--- start of The data ---

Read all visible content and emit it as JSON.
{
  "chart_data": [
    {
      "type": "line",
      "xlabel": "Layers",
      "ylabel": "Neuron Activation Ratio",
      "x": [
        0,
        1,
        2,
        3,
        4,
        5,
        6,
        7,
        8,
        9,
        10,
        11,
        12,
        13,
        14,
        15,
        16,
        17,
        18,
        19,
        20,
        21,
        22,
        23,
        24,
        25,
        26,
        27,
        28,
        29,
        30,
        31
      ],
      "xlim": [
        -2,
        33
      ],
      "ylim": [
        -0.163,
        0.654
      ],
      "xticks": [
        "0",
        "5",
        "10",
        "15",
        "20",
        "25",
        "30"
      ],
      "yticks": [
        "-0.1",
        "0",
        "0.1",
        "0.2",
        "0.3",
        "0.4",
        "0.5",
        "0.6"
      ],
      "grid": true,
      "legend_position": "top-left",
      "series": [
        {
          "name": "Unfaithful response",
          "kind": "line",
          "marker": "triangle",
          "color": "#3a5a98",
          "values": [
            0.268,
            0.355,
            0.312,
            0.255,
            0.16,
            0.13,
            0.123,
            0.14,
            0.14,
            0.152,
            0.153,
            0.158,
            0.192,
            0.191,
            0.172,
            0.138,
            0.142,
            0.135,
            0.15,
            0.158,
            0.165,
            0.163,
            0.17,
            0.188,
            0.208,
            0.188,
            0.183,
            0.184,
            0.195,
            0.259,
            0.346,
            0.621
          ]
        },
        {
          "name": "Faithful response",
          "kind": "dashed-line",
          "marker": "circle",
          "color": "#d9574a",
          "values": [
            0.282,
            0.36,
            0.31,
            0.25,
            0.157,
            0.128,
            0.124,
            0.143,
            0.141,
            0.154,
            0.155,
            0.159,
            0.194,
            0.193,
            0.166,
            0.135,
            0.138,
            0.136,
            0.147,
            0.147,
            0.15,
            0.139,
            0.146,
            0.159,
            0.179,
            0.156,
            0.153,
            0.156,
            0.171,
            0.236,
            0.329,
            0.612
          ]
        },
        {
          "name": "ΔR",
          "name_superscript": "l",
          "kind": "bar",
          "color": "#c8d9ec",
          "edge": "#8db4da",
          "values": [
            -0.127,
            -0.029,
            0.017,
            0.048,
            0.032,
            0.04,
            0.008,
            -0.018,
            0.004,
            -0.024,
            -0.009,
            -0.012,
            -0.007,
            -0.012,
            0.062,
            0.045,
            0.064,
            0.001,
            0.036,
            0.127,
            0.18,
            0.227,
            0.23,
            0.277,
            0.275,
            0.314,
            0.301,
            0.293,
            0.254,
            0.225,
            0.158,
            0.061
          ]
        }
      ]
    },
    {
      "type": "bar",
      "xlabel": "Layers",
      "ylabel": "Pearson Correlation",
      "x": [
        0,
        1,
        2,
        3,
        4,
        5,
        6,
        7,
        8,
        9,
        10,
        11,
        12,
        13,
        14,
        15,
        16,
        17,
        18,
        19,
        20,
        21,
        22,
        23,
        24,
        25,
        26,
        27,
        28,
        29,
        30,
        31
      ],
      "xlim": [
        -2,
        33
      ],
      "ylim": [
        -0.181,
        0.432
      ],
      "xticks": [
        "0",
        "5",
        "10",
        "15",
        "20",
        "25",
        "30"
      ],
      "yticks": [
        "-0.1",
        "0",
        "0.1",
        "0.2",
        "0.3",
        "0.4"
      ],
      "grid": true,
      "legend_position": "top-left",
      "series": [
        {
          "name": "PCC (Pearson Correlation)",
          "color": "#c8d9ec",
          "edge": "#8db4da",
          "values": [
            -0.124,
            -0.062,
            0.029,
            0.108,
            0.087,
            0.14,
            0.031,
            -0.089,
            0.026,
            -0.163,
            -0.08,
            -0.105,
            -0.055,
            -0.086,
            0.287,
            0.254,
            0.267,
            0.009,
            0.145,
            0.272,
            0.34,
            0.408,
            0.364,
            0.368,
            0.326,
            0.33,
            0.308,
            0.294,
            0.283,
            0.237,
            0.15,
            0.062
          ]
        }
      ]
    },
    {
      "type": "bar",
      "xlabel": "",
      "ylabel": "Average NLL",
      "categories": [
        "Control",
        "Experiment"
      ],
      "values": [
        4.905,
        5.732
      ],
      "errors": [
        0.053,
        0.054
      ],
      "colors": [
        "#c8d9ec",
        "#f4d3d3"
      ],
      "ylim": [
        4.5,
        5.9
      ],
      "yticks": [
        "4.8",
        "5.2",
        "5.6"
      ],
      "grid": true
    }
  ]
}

--- end of The data ---

**Task requirements**
Gather each line in the entries above where the string "response" is found.

**Answer to this task**
          "name": "Unfaithful response",
          "name": "Faithful response",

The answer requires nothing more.